---- Supplied material
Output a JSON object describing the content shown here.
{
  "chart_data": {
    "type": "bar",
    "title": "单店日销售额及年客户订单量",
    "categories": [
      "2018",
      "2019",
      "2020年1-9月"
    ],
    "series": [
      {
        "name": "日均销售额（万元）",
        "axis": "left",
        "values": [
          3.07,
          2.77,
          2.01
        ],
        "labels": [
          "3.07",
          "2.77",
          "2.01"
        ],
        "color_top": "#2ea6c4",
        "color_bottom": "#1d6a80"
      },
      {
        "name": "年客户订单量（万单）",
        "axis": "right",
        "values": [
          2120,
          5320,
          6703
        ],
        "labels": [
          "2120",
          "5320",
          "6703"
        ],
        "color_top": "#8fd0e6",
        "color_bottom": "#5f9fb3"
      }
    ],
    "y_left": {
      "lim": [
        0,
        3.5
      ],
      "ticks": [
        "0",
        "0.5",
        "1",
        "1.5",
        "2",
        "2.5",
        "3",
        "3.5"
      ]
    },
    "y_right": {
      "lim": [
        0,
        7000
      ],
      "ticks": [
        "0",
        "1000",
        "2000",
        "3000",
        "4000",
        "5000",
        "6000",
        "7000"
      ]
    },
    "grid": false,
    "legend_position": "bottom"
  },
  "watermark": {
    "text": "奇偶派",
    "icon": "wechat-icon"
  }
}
--------
_Description of the task_
From the listing above, extract every line exactly as it stands.

_Final answer_
Output a JSON object describing the content shown here.
{
  "chart_data": {
    "type": "bar",
    "title": "单店日销售额及年客户订单量",
    "categories": [
      "2018",
      "2019",
      "2020年1-9月"
    ],
    "series": [
      {
        "name": "日均销售额（万元）",
        "axis": "left",
        "values": [
          3.07,
          2.77,
          2.01
        ],
        "labels": [
          "3.07",
          "2.77",
          "2.01"
        ],
        "color_top": "#2ea6c4",
        "color_bottom": "#1d6a80"
      },
      {
        "name": "年客户订单量（万单）",
        "axis": "right",
        "values": [
          2120,
          5320,
          6703
        ],
        "labels": [
          "2120",
          "5320",
          "6703"
        ],
        "color_top": "#8fd0e6",
        "color_bottom": "#5f9fb3"
      }
    ],
    "y_left": {
      "lim": [
        0,
        3.5
      ],
      "ticks": [
        "0",
        "0.5",
        "1",
        "1.5",
        "2",
        "2.5",
        "3",
        "3.5"
      ]
    },
    "y_right": {
      "lim": [
        0,
        7000
      ],
      "ticks": [
        "0",
        "1000",
        "2000",
        "3000",
        "4000",
        "5000",
        "6000",
        "7000"
      ]
    },
    "grid": false,
    "legend_position": "bottom"
  },
  "watermark": {
    "text": "奇偶派",
    "icon": "wechat-icon"
  }
}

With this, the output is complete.